→ EXERCISE INSTRUCTIONS
1. List every year mentioned in the passage on Eusebius.
2. Pick up the passage on Eusebius after its last sentence and continue his story.

→ TEXT PASSAGE
......

Little is known of Eusebius' youth. He was probably born around A.D. 260, though the exact date and place are not certain. He may have come from a family of some influence as he was released after a short imprisonment during the Diocletian's persecutions, persecutions in which his friend Pamphilius and other companions were martyred. Eusebius was acquainted with the Priest Dorotheus in Antioch, who may have given him exegetical instruction. By 296 he was in Palestine, where he first saw Constantine when Constantine visited Palestine with Diocletian. Eusebius was in Caesarea when Agapius was its bishop. His friendship with Pamphilius of Caesarea was a close one. With him he studied Holy Scripture using as an aid Origen's ‘'Hexapla and other commentaries that Pamphilius had collected in his library.
However, their friendship was cut short when Pamphilius was arrested in 307 and martyred in 309. It is assumed, as the persecutions relaxed, that Eusebius succeeded Pamphilius as head of his school and may have been ordained to the priesthood during this time. He was already consecrated a bishop by 315 when he took part in the dedication of a new basilica in Tyre. He had succeeded Agapius as bishop of Caesarea Palaestina. The next that is known of Eusebius is when he participated, as a prominent member, in the Council of Nicea. He was not naturally a spiritual leader or theologian. Nevertheless, as a very learned man and a famous author who enjoyed the special favor of the emperor, he came to the fore among the 300 members of the council. The confession which he proposed became the basis of the Nicene Creed.

......

→ STORED DATA
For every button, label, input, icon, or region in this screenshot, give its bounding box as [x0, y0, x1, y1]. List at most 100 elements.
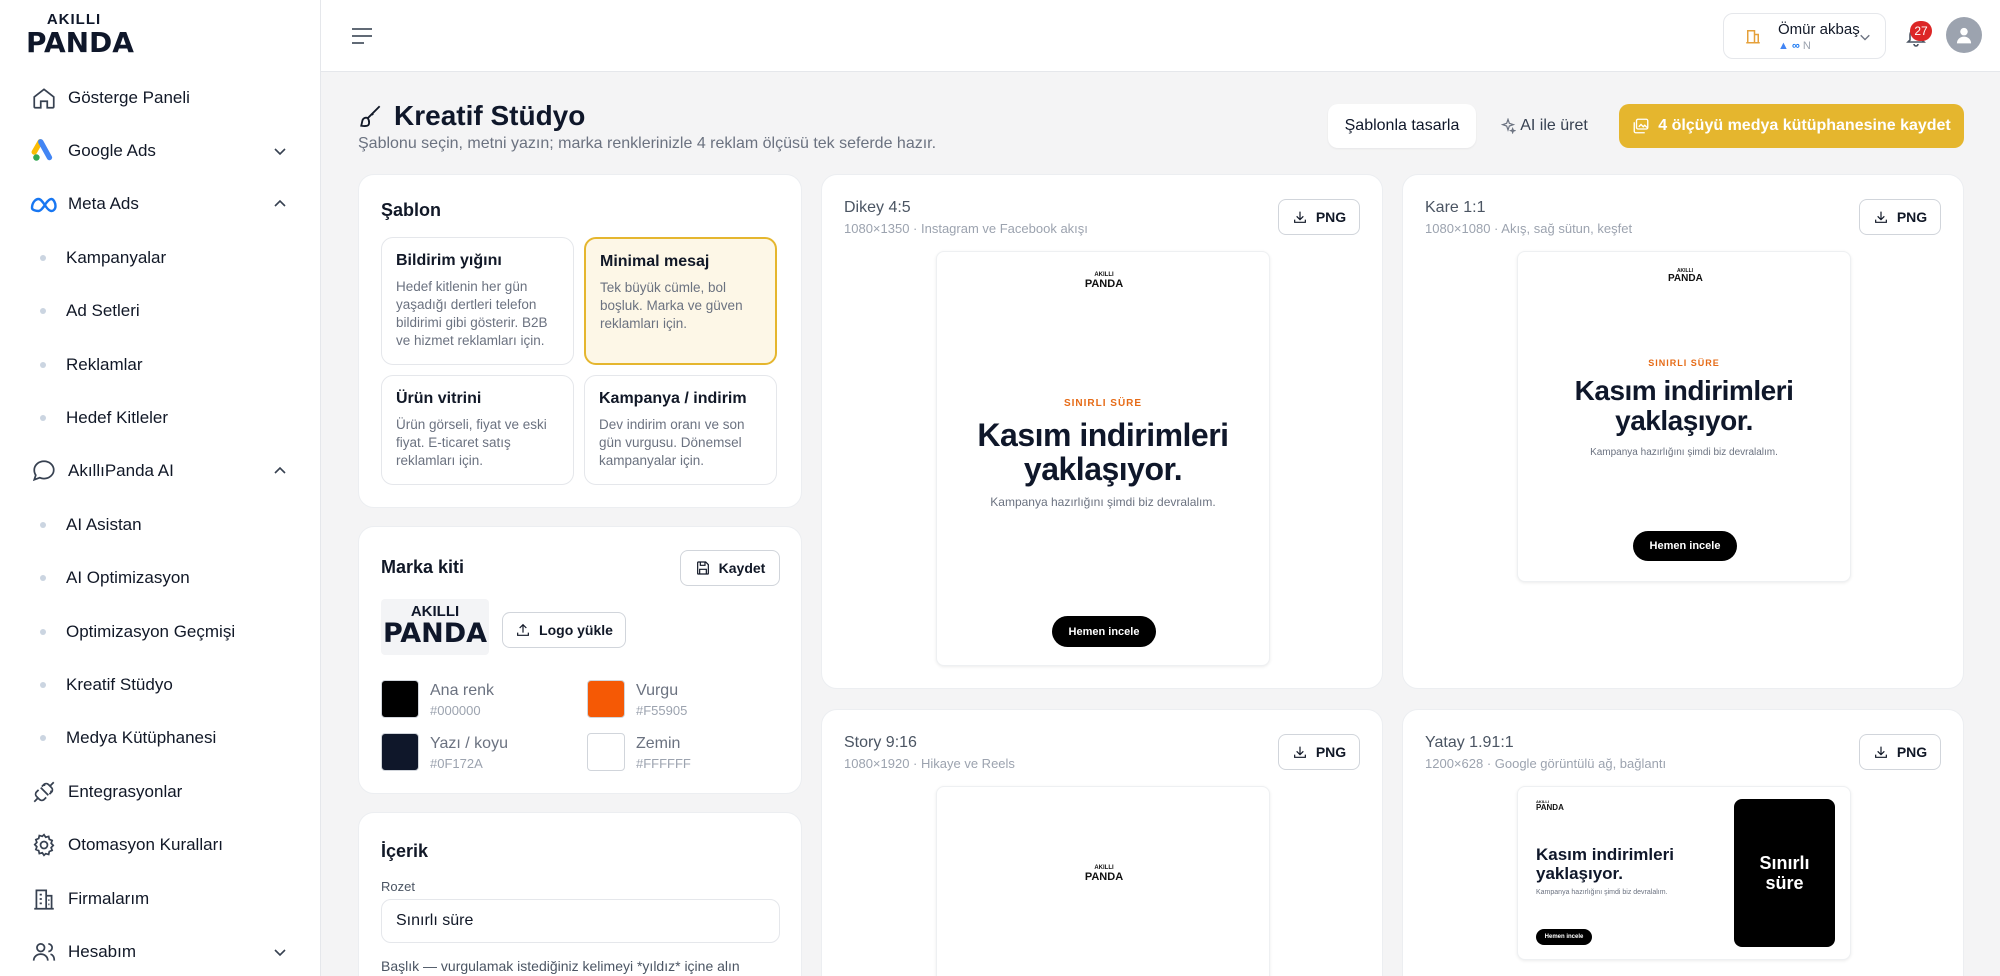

......

→ RESULTS FOR THE EXERCISE
1.
- A.D. 260
- 296
- 307
- 309
- 315

2.
Eusebius was involved in the Arian controversies. For instance, he disputed with Eustathius of Antioch, who opposed the growing influence of Origen and his practice of an allegorical exegesis of scripture and saw in Origen's theology the roots of Arianism. Eusebius, an admirer of Origen, was reproached by Eustathius for deviating from the Nicene faith. Eustathius in turn was charged with Sabellianism. Eustathius was accused, condemned, and deposed at a council in Antioch. While the people of Antioch rebelled against this action, the anti-Eustathians proposed Eusebius as the new bishop, but he declined.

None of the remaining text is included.